§ **WHAT YOU HAVE TO DO**
Copy the rows below word for word, omitting the pictures.

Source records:
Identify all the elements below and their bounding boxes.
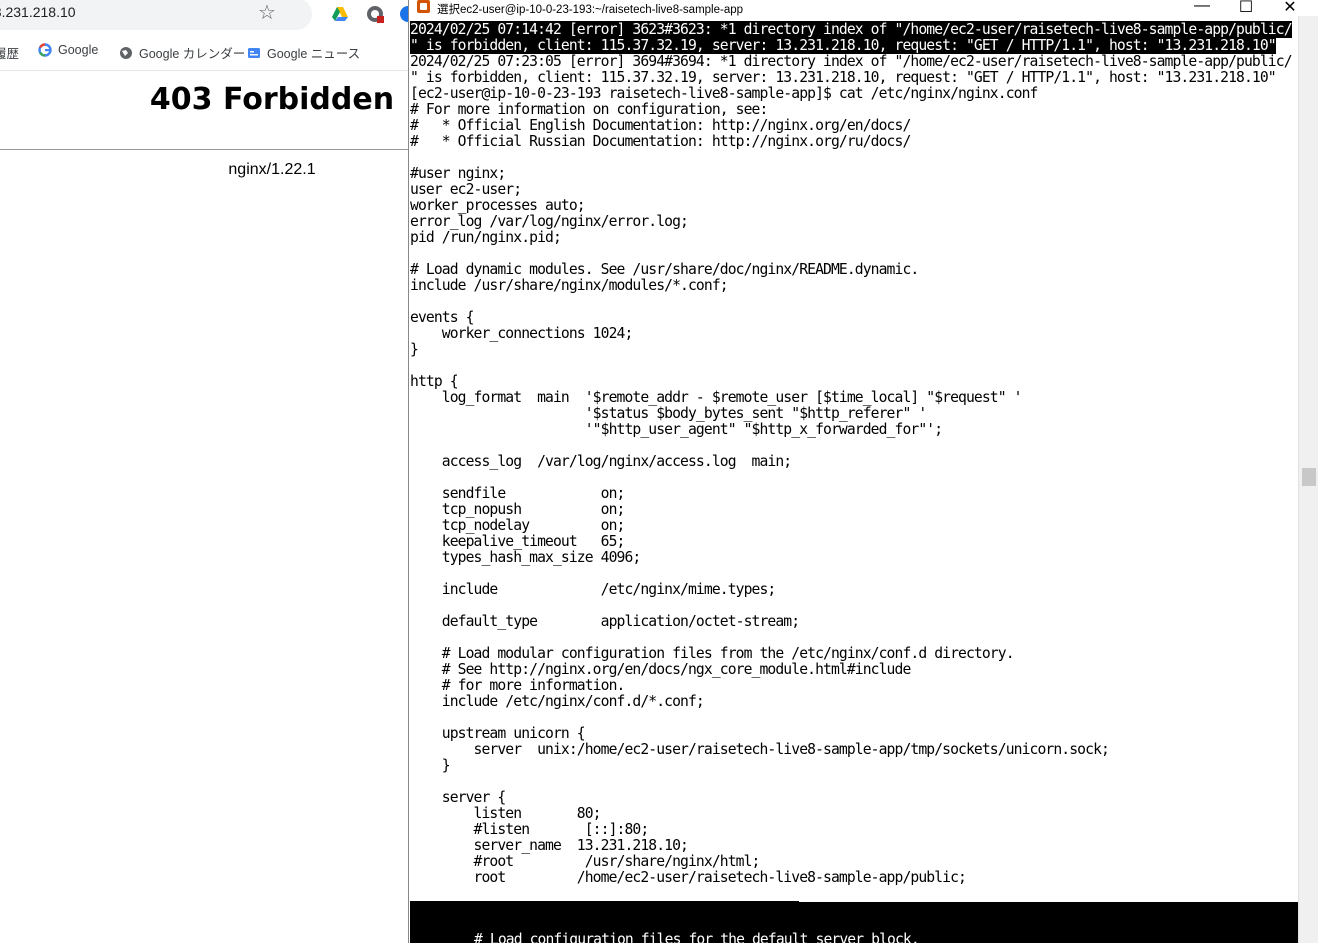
terminal-line: server { bbox=[410, 789, 506, 806]
terminal-line: tcp_nopush on; bbox=[410, 501, 626, 518]
terminal-line: include /etc/nginx/mime.types; bbox=[410, 581, 777, 598]
terminal-line: [ec2-user@ip-10-0-23-193 raisetech-live8… bbox=[410, 85, 1038, 102]
terminal-line: # See http://nginx.org/en/docs/ngx_core_… bbox=[410, 661, 912, 678]
terminal-line: # * Official Russian Documentation: http… bbox=[410, 133, 911, 150]
terminal-line: log_format main '$remote_addr - $remote_… bbox=[410, 389, 1023, 406]
bookmark-google[interactable]: Google bbox=[38, 43, 98, 57]
terminal-line: error_log /var/log/nginx/error.log; bbox=[410, 213, 689, 230]
terminal-line: pid /run/nginx.pid; bbox=[410, 229, 562, 246]
google-news-icon bbox=[248, 47, 260, 58]
terminal-line: # Load dynamic modules. See /usr/share/d… bbox=[410, 261, 919, 278]
window-title: 選択ec2-user@ip-10-0-23-193:~/raisetech-li… bbox=[437, 4, 744, 16]
bookmark-google-calendar[interactable]: Google カレンダー bbox=[119, 43, 245, 62]
terminal-line: events { bbox=[410, 309, 474, 326]
terminal-line: #listen [::]:80; bbox=[410, 821, 650, 838]
terminal-line: sendfile on; bbox=[410, 485, 626, 502]
terminal-line: default_type application/octet-stream; bbox=[410, 613, 800, 630]
google-logo-icon bbox=[38, 43, 52, 57]
terminal-text: 2024/02/25 07:14:42 [error] 3623#3623: *… bbox=[410, 21, 1293, 918]
terminal-line: http { bbox=[410, 373, 459, 390]
bookmark-label: Google カレンダー bbox=[139, 47, 246, 61]
terminal-line: # for more information. bbox=[410, 677, 626, 694]
terminal-line: } bbox=[410, 757, 451, 774]
bookmark-label: Google ニュース bbox=[267, 47, 361, 61]
bookmark-star-icon[interactable]: ☆ bbox=[258, 0, 276, 25]
terminal-line: root /home/ec2-user/raisetech-live8-samp… bbox=[410, 869, 967, 886]
browser-window: 13.231.218.10 ☆ 履歴 Google bbox=[0, 0, 410, 943]
terminal-line: #root /usr/share/nginx/html; bbox=[410, 853, 761, 870]
toolbar-divider bbox=[0, 70, 410, 71]
terminal-line: types_hash_max_size 4096; bbox=[410, 549, 641, 566]
maximize-icon[interactable]: ☐ bbox=[1224, 0, 1268, 17]
terminal-line: server_name 13.231.218.10; bbox=[410, 837, 689, 854]
close-icon[interactable]: ✕ bbox=[1268, 0, 1312, 17]
terminal-line: # Load modular configuration files from … bbox=[410, 645, 1015, 662]
terminal-line: upstream unicorn { bbox=[410, 725, 586, 742]
bookmark-label: 履歴 bbox=[0, 47, 20, 61]
terminal-line: #user nginx; bbox=[410, 165, 506, 182]
terminal-line: include /usr/share/nginx/modules/*.conf; bbox=[410, 277, 729, 294]
globe-icon bbox=[120, 46, 132, 59]
terminal-line: '"$http_user_agent" "$http_x_forwarded_f… bbox=[410, 421, 943, 438]
putty-app-icon[interactable] bbox=[417, 0, 430, 13]
terminal-line: } bbox=[410, 341, 419, 358]
terminal-line-selected: " is forbidden, client: 115.37.32.19, se… bbox=[410, 37, 1277, 54]
terminal-line: server unix:/home/ec2-user/raisetech-liv… bbox=[410, 741, 1110, 758]
title-bar[interactable]: 選択ec2-user@ip-10-0-23-193:~/raisetech-li… bbox=[409, 0, 1318, 16]
terminal-line: 2024/02/25 07:23:05 [error] 3694#3694: *… bbox=[410, 53, 1293, 70]
address-text[interactable]: 13.231.218.10 bbox=[0, 4, 76, 20]
bookmark-label: Google bbox=[58, 43, 99, 57]
page-divider bbox=[0, 149, 410, 150]
terminal-line: user ec2-user; bbox=[410, 181, 522, 198]
server-signature: nginx/1.22.1 bbox=[228, 161, 316, 178]
google-drive-icon[interactable] bbox=[331, 5, 349, 23]
terminal-line: include /etc/nginx/conf.d/*.conf; bbox=[410, 693, 705, 710]
bookmarks-bar: 履歴 Google Google カレンダー Google ニュース bbox=[0, 38, 410, 66]
minimize-icon[interactable]: — bbox=[1180, 0, 1224, 15]
terminal-line: keepalive_timeout 65; bbox=[410, 533, 626, 550]
terminal-line: access_log /var/log/nginx/access.log mai… bbox=[410, 453, 792, 470]
terminal-output[interactable]: 2024/02/25 07:14:42 [error] 3623#3623: *… bbox=[409, 16, 1298, 943]
bookmark-history[interactable]: 履歴 bbox=[0, 43, 19, 62]
terminal-line-selected: 2024/02/25 07:14:42 [error] 3623#3623: *… bbox=[410, 21, 1293, 38]
terminal-bottom-line: # Load configuration files for the defau… bbox=[474, 931, 920, 948]
terminal-line: listen 80; bbox=[410, 805, 602, 822]
terminal-line: worker_processes auto; bbox=[410, 197, 586, 214]
terminal-scrollbar[interactable] bbox=[1298, 16, 1318, 943]
scrollbar-thumb[interactable] bbox=[1302, 468, 1316, 486]
terminal-window: 選択ec2-user@ip-10-0-23-193:~/raisetech-li… bbox=[408, 0, 1318, 948]
page-title: 403 Forbidden bbox=[149, 82, 395, 117]
terminal-line: worker_connections 1024; bbox=[410, 325, 634, 342]
terminal-line: # * Official English Documentation: http… bbox=[410, 117, 911, 134]
extension-icon[interactable] bbox=[366, 5, 384, 23]
bookmark-google-news[interactable]: Google ニュース bbox=[247, 43, 360, 62]
address-bar[interactable]: 13.231.218.10 ☆ bbox=[0, 0, 312, 30]
terminal-line: '$status $body_bytes_sent "$http_referer… bbox=[410, 405, 927, 422]
terminal-line: tcp_nodelay on; bbox=[410, 517, 626, 534]
terminal-line: " is forbidden, client: 115.37.32.19, se… bbox=[410, 69, 1277, 86]
terminal-line: # For more information on configuration,… bbox=[410, 101, 768, 118]
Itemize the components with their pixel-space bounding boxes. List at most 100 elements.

§ **SOLUTION TO THIS EXERCISE**
Identify all the elements below and their bounding boxes.
terminal-line: server { bbox=[410, 789, 506, 806]
terminal-line: tcp_nopush on; bbox=[410, 501, 626, 518]
terminal-line: include /etc/nginx/mime.types; bbox=[410, 581, 777, 598]
terminal-line: [ec2-user@ip-10-0-23-193 raisetech-live8… bbox=[410, 85, 1038, 102]
terminal-line: # See http://nginx.org/en/docs/ngx_core_… bbox=[410, 661, 912, 678]
terminal-line: # * Official Russian Documentation: http… bbox=[410, 133, 911, 150]
terminal-line: log_format main '$remote_addr - $remote_… bbox=[410, 389, 1023, 406]
bookmark-google[interactable]: Google bbox=[38, 43, 98, 57]
terminal-line: error_log /var/log/nginx/error.log; bbox=[410, 213, 689, 230]
terminal-line: pid /run/nginx.pid; bbox=[410, 229, 562, 246]
google-news-icon bbox=[248, 47, 260, 58]
terminal-line: # Load dynamic modules. See /usr/share/d… bbox=[410, 261, 919, 278]
window-title: 選択ec2-user@ip-10-0-23-193:~/raisetech-li… bbox=[437, 4, 744, 16]
bookmark-google-calendar[interactable]: Google カレンダー bbox=[119, 43, 245, 62]
terminal-line: events { bbox=[410, 309, 474, 326]
terminal-line: #listen [::]:80; bbox=[410, 821, 650, 838]
terminal-line: sendfile on; bbox=[410, 485, 626, 502]
terminal-line: default_type application/octet-stream; bbox=[410, 613, 800, 630]
google-logo-icon bbox=[38, 43, 52, 57]
terminal-text: 2024/02/25 07:14:42 [error] 3623#3623: *… bbox=[410, 21, 1293, 918]
terminal-line: http { bbox=[410, 373, 459, 390]
bookmark-label: Google カレンダー bbox=[139, 47, 246, 61]
terminal-line: # for more information. bbox=[410, 677, 626, 694]
terminal-line: } bbox=[410, 757, 451, 774]
bookmark-label: Google ニュース bbox=[267, 47, 361, 61]
bookmark-star-icon[interactable]: ☆ bbox=[258, 0, 276, 25]
terminal-line: root /home/ec2-user/raisetech-live8-samp… bbox=[410, 869, 967, 886]
browser-window: 13.231.218.10 ☆ 履歴 Google bbox=[0, 0, 410, 943]
terminal-line: #root /usr/share/nginx/html; bbox=[410, 853, 761, 870]
toolbar-divider bbox=[0, 70, 410, 71]
terminal-line: types_hash_max_size 4096; bbox=[410, 549, 641, 566]
maximize-icon[interactable]: ☐ bbox=[1224, 0, 1268, 17]
terminal-line: server_name 13.231.218.10; bbox=[410, 837, 689, 854]
close-icon[interactable]: ✕ bbox=[1268, 0, 1312, 17]
terminal-line: # Load modular configuration files from … bbox=[410, 645, 1015, 662]
terminal-line: upstream unicorn { bbox=[410, 725, 586, 742]
bookmark-label: 履歴 bbox=[0, 47, 20, 61]
terminal-line: #user nginx; bbox=[410, 165, 506, 182]
terminal-line: include /usr/share/nginx/modules/*.conf; bbox=[410, 277, 729, 294]
globe-icon bbox=[120, 46, 132, 59]
terminal-line: '"$http_user_agent" "$http_x_forwarded_f… bbox=[410, 421, 943, 438]
putty-app-icon[interactable] bbox=[417, 0, 430, 13]
terminal-line: } bbox=[410, 341, 419, 358]
terminal-line-selected: " is forbidden, client: 115.37.32.19, se… bbox=[410, 37, 1277, 54]
terminal-line: server unix:/home/ec2-user/raisetech-liv… bbox=[410, 741, 1110, 758]
title-bar[interactable]: 選択ec2-user@ip-10-0-23-193:~/raisetech-li… bbox=[409, 0, 1318, 16]
terminal-line: 2024/02/25 07:23:05 [error] 3694#3694: *… bbox=[410, 53, 1293, 70]
address-text[interactable]: 13.231.218.10 bbox=[0, 4, 76, 20]
bookmark-label: Google bbox=[58, 43, 99, 57]
page-divider bbox=[0, 149, 410, 150]
terminal-line: user ec2-user; bbox=[410, 181, 522, 198]
server-signature: nginx/1.22.1 bbox=[228, 161, 316, 178]
google-drive-icon[interactable] bbox=[331, 5, 349, 23]
terminal-line: include /etc/nginx/conf.d/*.conf; bbox=[410, 693, 705, 710]
bookmarks-bar: 履歴 Google Google カレンダー Google ニュース bbox=[0, 38, 410, 66]
minimize-icon[interactable]: — bbox=[1180, 0, 1224, 15]
terminal-line: keepalive_timeout 65; bbox=[410, 533, 626, 550]
terminal-line: access_log /var/log/nginx/access.log mai… bbox=[410, 453, 792, 470]
terminal-output[interactable]: 2024/02/25 07:14:42 [error] 3623#3623: *… bbox=[409, 16, 1298, 943]
bookmark-history[interactable]: 履歴 bbox=[0, 43, 19, 62]
terminal-line-selected: 2024/02/25 07:14:42 [error] 3623#3623: *… bbox=[410, 21, 1293, 38]
terminal-bottom-line: # Load configuration files for the defau… bbox=[474, 931, 920, 948]
terminal-line: listen 80; bbox=[410, 805, 602, 822]
terminal-line: worker_processes auto; bbox=[410, 197, 586, 214]
terminal-scrollbar[interactable] bbox=[1298, 16, 1318, 943]
scrollbar-thumb[interactable] bbox=[1302, 468, 1316, 486]
terminal-window: 選択ec2-user@ip-10-0-23-193:~/raisetech-li… bbox=[408, 0, 1318, 948]
page-title: 403 Forbidden bbox=[149, 82, 395, 117]
terminal-line: worker_connections 1024; bbox=[410, 325, 634, 342]
terminal-line: # * Official English Documentation: http… bbox=[410, 117, 911, 134]
extension-icon[interactable] bbox=[366, 5, 384, 23]
bookmark-google-news[interactable]: Google ニュース bbox=[247, 43, 360, 62]
address-bar[interactable]: 13.231.218.10 ☆ bbox=[0, 0, 312, 30]
terminal-line: '$status $body_bytes_sent "$http_referer… bbox=[410, 405, 927, 422]
terminal-line: tcp_nodelay on; bbox=[410, 517, 626, 534]
terminal-line: " is forbidden, client: 115.37.32.19, se… bbox=[410, 69, 1277, 86]
terminal-line: # For more information on configuration,… bbox=[410, 101, 768, 118]
Itemize the components with their pixel-space bounding boxes. List at most 100 elements.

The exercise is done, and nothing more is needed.